# QUOTED TEXT
──────
Entries tagged with “poets” from Patell and Waterman's History of New York
You're hereby invited to a Bike Bash at 8 Mile Creek (240 Mulberry St., near Prince), sponsored by my awesome local bicycle shop, Bicycle Habitat, the evening of Thursday the 8th.
I'll be one of five finalists reading original odes to our bicycles, all competing to win a new Trek Soho S. The audience will vote on our performances -- so I need friends to be there! The party lasts from 6 to 9; happy hour is in effect until 10. The first 50 attendees get a free drink! The readings will take place around 7 or 7:30. The event will be held in "The Creek Bar," downstairs.
The bike I've written a poem for is my recently retired crappy red Schwinn. I rode it hard and it served me well. I've written about it lovingly before. I'd publish my poem here but that would spoil the surprise, so turn out and lend me a push! (If you turn out and help me win, I promise to post the poem here.)
If we were more conscientious about getting content up here on a regular basis, I'm sure there's much we
could have said about NYC poetry. Maybe once the semester's ended I'll get into a regular blogging routine here.
For now, I'll take another shortcut and provide a link to my Monday post elsewhere, which includes a brief contextualization of Hart Crane's "To Brooklyn Bridge," the introductory poem to his 1930 work The Bridge. Until this year we've included it on our Writing New York syllabus.
Were we right to cut it?
──────
# GIVEN RECORDS
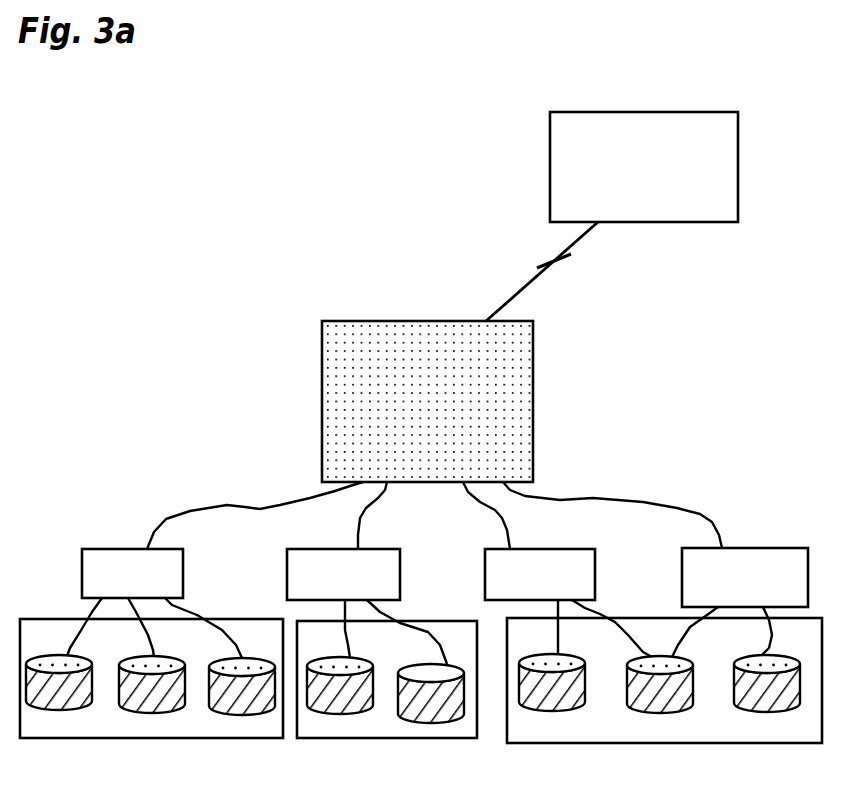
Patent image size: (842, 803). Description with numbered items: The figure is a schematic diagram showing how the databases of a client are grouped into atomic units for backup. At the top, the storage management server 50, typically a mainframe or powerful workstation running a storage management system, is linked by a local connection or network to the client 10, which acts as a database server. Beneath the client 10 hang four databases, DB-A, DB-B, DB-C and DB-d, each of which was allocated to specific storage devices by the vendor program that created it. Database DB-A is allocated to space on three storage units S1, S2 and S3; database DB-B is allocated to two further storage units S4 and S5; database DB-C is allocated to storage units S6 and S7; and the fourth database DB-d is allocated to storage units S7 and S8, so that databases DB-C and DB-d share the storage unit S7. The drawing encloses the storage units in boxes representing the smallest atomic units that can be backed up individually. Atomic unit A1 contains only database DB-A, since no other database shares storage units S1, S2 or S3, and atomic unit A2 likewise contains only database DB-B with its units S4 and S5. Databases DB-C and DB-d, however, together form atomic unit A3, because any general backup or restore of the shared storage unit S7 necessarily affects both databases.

The client 10 is at (412, 393).
The storage management server 50 is at (614, 167).
The database DB-A is at (206, 540).
The database DB-B is at (310, 541).
The database DB-C is at (505, 541).
The database DB-D DB-d is at (662, 544).
The atomic unit A1 is at (151, 697).
The atomic unit A2 is at (387, 698).
The atomic unit A3 is at (664, 698).
The storage unit S1 is at (64, 654).
The storage unit S2 is at (146, 655).
The storage unit S3 is at (220, 656).
The storage unit S4 is at (339, 657).
The storage unit S5 is at (415, 661).
The storage unit S6 is at (551, 655).
The storage unit S7 is at (645, 656).
The storage unit S8 is at (767, 659).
──────
# JOBS
1 > From the blog post, reproduce verbatim everything from "Entries tagged with" down to "Thursday the 8th.".
2 > Turn the paragraph of the blog post beginning "I'll be one of five finalists" into a brief bulleted list that keeps its main facts.

# SET OF ANSWERS
1 >
Entries tagged with “poets” from Patell and Waterman's History of New York
You're hereby invited to a Bike Bash at 8 Mile Creek (240 Mulberry St., near Prince), sponsored by my awesome local bicycle shop, Bicycle Habitat, the evening of Thursday the 8th.

2 >
- The writer is one of five finalists reading original odes to their bicycles, competing to win a new Trek Soho S.
- The audience votes on the performances.
- The party runs from 6 to 9, and happy hour lasts until 10.
- The first 50 attendees get a free drink.
- The readings take place around 7 or 7:30.
- The event is held downstairs in "The Creek Bar."